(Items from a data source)
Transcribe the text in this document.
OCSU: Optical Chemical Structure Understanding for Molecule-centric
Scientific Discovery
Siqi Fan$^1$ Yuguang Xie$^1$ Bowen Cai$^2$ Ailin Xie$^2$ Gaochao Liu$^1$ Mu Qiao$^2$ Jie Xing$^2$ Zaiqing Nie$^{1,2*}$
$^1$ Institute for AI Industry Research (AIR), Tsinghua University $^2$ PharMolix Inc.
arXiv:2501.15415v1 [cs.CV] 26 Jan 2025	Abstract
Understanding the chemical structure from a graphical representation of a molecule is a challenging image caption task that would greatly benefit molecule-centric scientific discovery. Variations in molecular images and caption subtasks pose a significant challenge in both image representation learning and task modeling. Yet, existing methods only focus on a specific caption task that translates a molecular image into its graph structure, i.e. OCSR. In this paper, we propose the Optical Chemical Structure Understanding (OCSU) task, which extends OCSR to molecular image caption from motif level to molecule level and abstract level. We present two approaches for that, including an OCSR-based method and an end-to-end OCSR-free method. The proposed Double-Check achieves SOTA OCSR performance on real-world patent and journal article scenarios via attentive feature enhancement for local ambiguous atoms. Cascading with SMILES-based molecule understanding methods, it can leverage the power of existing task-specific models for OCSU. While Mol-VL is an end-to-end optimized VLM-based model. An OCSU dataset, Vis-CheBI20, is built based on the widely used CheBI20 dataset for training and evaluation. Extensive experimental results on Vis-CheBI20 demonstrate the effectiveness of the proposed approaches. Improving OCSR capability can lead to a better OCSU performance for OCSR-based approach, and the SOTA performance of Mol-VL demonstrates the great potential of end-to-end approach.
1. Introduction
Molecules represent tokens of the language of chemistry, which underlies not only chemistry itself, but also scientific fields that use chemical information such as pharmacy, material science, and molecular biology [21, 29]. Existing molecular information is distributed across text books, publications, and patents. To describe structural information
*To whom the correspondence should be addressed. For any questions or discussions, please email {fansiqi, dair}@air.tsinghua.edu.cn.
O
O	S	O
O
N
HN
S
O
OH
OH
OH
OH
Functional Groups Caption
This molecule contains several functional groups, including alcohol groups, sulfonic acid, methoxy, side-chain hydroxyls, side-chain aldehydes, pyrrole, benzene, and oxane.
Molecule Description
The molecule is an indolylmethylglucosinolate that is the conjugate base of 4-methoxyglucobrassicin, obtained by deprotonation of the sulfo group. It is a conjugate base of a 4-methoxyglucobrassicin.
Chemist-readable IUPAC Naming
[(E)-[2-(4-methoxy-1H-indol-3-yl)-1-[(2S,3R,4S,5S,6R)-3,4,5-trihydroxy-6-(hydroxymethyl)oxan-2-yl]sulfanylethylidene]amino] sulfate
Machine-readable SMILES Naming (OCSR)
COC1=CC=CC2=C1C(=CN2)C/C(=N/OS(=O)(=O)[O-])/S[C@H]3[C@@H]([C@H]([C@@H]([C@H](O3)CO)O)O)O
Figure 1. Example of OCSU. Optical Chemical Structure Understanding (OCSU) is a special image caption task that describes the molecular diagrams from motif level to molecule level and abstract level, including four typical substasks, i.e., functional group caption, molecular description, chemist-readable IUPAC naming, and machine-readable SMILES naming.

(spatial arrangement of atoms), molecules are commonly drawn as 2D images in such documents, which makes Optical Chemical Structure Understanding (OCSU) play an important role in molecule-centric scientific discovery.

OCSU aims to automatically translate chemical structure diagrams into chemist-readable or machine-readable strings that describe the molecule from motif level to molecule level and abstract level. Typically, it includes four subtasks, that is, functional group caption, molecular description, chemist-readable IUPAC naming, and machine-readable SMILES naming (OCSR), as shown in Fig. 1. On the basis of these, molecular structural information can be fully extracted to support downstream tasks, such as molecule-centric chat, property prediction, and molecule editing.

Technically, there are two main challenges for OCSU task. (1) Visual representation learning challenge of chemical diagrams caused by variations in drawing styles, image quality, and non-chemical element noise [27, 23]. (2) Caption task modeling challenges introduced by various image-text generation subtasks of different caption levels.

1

*The task*. Write out the whole listing again, exactly as it stands.

*Correct response*.
Transcribe the text in this document.
OCSU: Optical Chemical Structure Understanding for Molecule-centric
Scientific Discovery
Siqi Fan$^1$ Yuguang Xie$^1$ Bowen Cai$^2$ Ailin Xie$^2$ Gaochao Liu$^1$ Mu Qiao$^2$ Jie Xing$^2$ Zaiqing Nie$^{1,2*}$
$^1$ Institute for AI Industry Research (AIR), Tsinghua University $^2$ PharMolix Inc.
arXiv:2501.15415v1 [cs.CV] 26 Jan 2025	Abstract
Understanding the chemical structure from a graphical representation of a molecule is a challenging image caption task that would greatly benefit molecule-centric scientific discovery. Variations in molecular images and caption subtasks pose a significant challenge in both image representation learning and task modeling. Yet, existing methods only focus on a specific caption task that translates a molecular image into its graph structure, i.e. OCSR. In this paper, we propose the Optical Chemical Structure Understanding (OCSU) task, which extends OCSR to molecular image caption from motif level to molecule level and abstract level. We present two approaches for that, including an OCSR-based method and an end-to-end OCSR-free method. The proposed Double-Check achieves SOTA OCSR performance on real-world patent and journal article scenarios via attentive feature enhancement for local ambiguous atoms. Cascading with SMILES-based molecule understanding methods, it can leverage the power of existing task-specific models for OCSU. While Mol-VL is an end-to-end optimized VLM-based model. An OCSU dataset, Vis-CheBI20, is built based on the widely used CheBI20 dataset for training and evaluation. Extensive experimental results on Vis-CheBI20 demonstrate the effectiveness of the proposed approaches. Improving OCSR capability can lead to a better OCSU performance for OCSR-based approach, and the SOTA performance of Mol-VL demonstrates the great potential of end-to-end approach.
1. Introduction
Molecules represent tokens of the language of chemistry, which underlies not only chemistry itself, but also scientific fields that use chemical information such as pharmacy, material science, and molecular biology [21, 29]. Existing molecular information is distributed across text books, publications, and patents. To describe structural information
*To whom the correspondence should be addressed. For any questions or discussions, please email {fansiqi, dair}@air.tsinghua.edu.cn.
O
O	S	O
O
N
HN
S
O
OH
OH
OH
OH
Functional Groups Caption
This molecule contains several functional groups, including alcohol groups, sulfonic acid, methoxy, side-chain hydroxyls, side-chain aldehydes, pyrrole, benzene, and oxane.
Molecule Description
The molecule is an indolylmethylglucosinolate that is the conjugate base of 4-methoxyglucobrassicin, obtained by deprotonation of the sulfo group. It is a conjugate base of a 4-methoxyglucobrassicin.
Chemist-readable IUPAC Naming
[(E)-[2-(4-methoxy-1H-indol-3-yl)-1-[(2S,3R,4S,5S,6R)-3,4,5-trihydroxy-6-(hydroxymethyl)oxan-2-yl]sulfanylethylidene]amino] sulfate
Machine-readable SMILES Naming (OCSR)
COC1=CC=CC2=C1C(=CN2)C/C(=N/OS(=O)(=O)[O-])/S[C@H]3[C@@H]([C@H]([C@@H]([C@H](O3)CO)O)O)O
Figure 1. Example of OCSU. Optical Chemical Structure Understanding (OCSU) is a special image caption task that describes the molecular diagrams from motif level to molecule level and abstract level, including four typical substasks, i.e., functional group caption, molecular description, chemist-readable IUPAC naming, and machine-readable SMILES naming.

(spatial arrangement of atoms), molecules are commonly drawn as 2D images in such documents, which makes Optical Chemical Structure Understanding (OCSU) play an important role in molecule-centric scientific discovery.

OCSU aims to automatically translate chemical structure diagrams into chemist-readable or machine-readable strings that describe the molecule from motif level to molecule level and abstract level. Typically, it includes four subtasks, that is, functional group caption, molecular description, chemist-readable IUPAC naming, and machine-readable SMILES naming (OCSR), as shown in Fig. 1. On the basis of these, molecular structural information can be fully extracted to support downstream tasks, such as molecule-centric chat, property prediction, and molecule editing.

Technically, there are two main challenges for OCSU task. (1) Visual representation learning challenge of chemical diagrams caused by variations in drawing styles, image quality, and non-chemical element noise [27, 23]. (2) Caption task modeling challenges introduced by various image-text generation subtasks of different caption levels.

1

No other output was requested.